- Given exercise:
Scan the entries below for the word "items". Copy each line that has it.
::::::::::
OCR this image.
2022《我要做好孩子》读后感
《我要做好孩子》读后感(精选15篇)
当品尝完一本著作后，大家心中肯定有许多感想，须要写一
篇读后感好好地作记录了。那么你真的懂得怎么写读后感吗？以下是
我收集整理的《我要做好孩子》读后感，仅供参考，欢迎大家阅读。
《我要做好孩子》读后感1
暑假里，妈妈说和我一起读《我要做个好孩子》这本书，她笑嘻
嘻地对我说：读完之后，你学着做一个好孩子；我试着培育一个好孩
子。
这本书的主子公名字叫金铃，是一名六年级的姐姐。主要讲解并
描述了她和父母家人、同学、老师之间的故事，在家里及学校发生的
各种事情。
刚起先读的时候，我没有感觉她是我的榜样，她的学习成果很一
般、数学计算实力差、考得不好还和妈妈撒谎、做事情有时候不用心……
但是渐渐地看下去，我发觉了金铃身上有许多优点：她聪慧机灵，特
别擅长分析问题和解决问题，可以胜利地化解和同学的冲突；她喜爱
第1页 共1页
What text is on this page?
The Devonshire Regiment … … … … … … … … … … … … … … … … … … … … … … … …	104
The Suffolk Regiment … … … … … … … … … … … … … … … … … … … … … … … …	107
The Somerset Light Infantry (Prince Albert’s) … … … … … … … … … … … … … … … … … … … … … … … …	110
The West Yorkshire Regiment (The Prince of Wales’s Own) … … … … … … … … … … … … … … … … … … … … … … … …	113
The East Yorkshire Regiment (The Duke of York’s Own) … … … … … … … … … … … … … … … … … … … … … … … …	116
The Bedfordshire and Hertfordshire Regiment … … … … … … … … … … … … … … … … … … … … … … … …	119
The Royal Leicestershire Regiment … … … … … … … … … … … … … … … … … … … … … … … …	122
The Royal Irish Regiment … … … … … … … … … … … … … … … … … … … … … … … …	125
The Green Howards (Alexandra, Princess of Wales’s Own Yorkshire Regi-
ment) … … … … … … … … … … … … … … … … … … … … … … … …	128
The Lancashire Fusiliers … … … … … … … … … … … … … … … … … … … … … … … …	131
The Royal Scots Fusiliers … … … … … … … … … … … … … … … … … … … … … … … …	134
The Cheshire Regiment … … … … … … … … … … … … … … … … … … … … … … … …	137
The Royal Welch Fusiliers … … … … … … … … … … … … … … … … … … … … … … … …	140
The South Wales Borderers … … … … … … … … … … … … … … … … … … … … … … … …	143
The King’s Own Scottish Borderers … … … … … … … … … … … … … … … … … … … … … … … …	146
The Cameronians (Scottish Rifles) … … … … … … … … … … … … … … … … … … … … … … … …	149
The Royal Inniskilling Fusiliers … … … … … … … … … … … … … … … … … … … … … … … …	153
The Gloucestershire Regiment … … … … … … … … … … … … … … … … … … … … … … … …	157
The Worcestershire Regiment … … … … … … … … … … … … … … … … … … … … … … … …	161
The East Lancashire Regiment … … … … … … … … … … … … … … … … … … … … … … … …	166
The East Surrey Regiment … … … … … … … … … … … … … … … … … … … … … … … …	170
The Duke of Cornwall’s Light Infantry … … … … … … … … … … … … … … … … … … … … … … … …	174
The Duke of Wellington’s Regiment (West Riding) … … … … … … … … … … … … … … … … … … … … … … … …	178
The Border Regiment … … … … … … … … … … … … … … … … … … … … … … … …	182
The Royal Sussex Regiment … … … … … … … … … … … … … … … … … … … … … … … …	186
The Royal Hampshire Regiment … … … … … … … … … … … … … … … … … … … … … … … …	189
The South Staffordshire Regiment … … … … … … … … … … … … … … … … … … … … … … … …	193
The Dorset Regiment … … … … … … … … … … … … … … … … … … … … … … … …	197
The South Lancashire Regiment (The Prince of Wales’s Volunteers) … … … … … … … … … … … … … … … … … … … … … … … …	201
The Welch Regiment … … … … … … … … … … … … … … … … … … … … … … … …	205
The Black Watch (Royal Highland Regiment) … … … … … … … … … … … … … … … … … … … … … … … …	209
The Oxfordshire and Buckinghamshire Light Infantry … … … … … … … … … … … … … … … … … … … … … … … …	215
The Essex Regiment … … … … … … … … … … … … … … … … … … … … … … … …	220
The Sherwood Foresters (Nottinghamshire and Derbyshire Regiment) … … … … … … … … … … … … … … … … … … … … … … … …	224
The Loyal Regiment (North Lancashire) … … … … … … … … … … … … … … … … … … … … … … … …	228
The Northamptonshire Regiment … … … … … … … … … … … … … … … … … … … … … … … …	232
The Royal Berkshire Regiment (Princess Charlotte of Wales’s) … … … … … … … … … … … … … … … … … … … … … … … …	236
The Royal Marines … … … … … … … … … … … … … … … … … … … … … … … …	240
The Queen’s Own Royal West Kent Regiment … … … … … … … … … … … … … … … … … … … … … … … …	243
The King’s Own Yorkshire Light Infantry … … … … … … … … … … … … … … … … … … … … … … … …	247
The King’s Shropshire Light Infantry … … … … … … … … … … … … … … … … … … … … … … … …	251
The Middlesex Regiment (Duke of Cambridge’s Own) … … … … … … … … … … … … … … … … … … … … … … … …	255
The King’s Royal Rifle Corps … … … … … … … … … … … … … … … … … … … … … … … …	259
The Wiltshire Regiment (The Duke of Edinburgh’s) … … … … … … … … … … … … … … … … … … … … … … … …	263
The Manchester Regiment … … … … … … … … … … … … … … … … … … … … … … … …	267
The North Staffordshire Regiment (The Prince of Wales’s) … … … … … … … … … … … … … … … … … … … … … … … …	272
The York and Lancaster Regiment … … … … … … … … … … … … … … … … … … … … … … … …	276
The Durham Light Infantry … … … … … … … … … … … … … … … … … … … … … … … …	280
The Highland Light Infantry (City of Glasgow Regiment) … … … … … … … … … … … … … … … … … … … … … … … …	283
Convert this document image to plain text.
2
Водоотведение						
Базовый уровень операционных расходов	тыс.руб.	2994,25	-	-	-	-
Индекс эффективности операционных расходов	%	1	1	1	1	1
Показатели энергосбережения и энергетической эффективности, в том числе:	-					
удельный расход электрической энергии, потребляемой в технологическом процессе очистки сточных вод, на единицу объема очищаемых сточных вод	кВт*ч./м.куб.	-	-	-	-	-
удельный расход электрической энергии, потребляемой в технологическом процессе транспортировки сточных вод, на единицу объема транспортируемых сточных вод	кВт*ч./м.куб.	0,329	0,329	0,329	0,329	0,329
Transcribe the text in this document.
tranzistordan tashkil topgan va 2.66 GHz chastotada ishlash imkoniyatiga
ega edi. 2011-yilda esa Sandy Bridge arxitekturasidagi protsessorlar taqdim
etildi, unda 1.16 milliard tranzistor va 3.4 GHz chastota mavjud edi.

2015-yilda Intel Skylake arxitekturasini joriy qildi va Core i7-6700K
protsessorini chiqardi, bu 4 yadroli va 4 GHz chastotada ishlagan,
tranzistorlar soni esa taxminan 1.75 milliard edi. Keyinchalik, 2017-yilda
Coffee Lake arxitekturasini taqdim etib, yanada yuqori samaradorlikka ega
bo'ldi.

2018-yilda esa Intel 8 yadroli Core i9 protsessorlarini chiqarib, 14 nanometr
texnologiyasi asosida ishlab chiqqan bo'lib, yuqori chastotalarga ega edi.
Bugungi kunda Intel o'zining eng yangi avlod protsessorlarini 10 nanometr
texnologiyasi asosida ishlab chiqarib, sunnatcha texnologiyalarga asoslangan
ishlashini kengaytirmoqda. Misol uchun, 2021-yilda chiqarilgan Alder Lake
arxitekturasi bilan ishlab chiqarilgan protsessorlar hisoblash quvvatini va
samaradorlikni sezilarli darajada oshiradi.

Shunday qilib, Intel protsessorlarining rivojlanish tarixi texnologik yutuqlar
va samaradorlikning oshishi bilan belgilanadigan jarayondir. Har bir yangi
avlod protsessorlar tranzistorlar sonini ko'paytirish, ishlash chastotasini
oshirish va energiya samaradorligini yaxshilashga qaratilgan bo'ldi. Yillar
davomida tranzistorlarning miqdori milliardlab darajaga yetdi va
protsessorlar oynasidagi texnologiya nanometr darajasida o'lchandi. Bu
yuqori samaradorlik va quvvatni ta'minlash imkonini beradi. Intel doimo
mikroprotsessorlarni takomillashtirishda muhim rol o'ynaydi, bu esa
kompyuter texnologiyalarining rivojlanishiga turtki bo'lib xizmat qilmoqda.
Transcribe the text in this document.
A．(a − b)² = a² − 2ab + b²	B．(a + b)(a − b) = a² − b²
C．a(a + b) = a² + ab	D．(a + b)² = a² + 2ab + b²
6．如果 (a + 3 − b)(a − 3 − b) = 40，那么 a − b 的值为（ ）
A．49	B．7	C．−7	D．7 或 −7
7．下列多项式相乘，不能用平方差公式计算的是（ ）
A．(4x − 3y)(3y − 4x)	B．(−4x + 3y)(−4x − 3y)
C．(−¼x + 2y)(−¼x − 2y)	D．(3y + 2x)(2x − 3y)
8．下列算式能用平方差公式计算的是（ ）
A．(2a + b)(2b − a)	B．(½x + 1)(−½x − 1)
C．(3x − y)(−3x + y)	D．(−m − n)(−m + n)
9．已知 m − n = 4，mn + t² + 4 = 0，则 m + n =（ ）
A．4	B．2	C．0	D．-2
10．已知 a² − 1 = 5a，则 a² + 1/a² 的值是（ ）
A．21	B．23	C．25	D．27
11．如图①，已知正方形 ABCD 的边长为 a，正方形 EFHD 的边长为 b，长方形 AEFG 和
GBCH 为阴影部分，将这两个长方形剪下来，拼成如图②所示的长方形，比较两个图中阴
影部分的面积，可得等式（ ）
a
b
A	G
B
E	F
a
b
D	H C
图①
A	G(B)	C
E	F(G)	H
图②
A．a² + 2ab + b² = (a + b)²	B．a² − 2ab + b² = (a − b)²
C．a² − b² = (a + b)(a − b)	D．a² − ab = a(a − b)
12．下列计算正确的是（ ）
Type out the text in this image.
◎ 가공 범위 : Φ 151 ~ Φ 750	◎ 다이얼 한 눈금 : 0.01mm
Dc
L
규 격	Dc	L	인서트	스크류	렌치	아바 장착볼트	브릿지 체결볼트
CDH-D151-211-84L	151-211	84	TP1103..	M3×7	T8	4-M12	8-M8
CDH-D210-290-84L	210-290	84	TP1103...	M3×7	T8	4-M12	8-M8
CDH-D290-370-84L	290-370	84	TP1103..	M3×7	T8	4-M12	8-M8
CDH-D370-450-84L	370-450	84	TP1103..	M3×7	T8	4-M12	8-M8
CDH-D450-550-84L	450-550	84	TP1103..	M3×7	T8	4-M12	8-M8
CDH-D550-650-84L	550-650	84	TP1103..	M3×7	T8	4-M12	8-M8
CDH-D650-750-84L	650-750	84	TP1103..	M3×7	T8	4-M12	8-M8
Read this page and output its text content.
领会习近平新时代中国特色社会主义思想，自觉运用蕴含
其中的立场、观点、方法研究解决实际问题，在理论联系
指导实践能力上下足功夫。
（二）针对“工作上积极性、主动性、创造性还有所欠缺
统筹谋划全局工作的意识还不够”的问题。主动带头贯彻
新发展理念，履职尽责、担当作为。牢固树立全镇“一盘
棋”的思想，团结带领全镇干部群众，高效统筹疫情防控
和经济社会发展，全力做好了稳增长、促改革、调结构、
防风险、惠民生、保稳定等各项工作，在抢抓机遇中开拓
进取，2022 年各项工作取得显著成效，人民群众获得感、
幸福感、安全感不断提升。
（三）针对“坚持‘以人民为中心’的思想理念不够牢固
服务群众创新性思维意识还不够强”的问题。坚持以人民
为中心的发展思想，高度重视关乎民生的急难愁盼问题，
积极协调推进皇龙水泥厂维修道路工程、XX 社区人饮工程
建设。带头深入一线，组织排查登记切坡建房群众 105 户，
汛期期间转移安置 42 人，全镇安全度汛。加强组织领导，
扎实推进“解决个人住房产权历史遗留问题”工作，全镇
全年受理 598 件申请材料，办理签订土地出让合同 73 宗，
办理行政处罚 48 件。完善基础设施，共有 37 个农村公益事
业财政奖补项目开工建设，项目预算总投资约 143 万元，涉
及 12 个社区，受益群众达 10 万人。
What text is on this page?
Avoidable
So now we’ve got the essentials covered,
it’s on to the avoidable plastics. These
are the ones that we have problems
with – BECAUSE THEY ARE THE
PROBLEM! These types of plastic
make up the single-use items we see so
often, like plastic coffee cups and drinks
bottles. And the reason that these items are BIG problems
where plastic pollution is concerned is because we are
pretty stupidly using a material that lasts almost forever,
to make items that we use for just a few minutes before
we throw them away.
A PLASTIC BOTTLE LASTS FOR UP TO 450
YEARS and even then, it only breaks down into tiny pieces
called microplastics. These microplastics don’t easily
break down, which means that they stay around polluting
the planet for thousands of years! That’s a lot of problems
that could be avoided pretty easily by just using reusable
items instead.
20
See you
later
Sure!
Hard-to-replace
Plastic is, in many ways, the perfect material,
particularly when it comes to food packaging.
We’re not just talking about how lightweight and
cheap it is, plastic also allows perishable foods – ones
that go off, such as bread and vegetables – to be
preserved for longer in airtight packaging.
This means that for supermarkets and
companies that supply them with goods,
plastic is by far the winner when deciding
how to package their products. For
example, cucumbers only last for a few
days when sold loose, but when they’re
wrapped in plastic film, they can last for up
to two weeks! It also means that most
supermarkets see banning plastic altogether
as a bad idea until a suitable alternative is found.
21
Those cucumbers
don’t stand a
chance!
::::::::::
- Task output:
make up the single-use items we see so
bottles. And the reason that these items are BIG problems
to make items that we use for just a few minutes before
items instead.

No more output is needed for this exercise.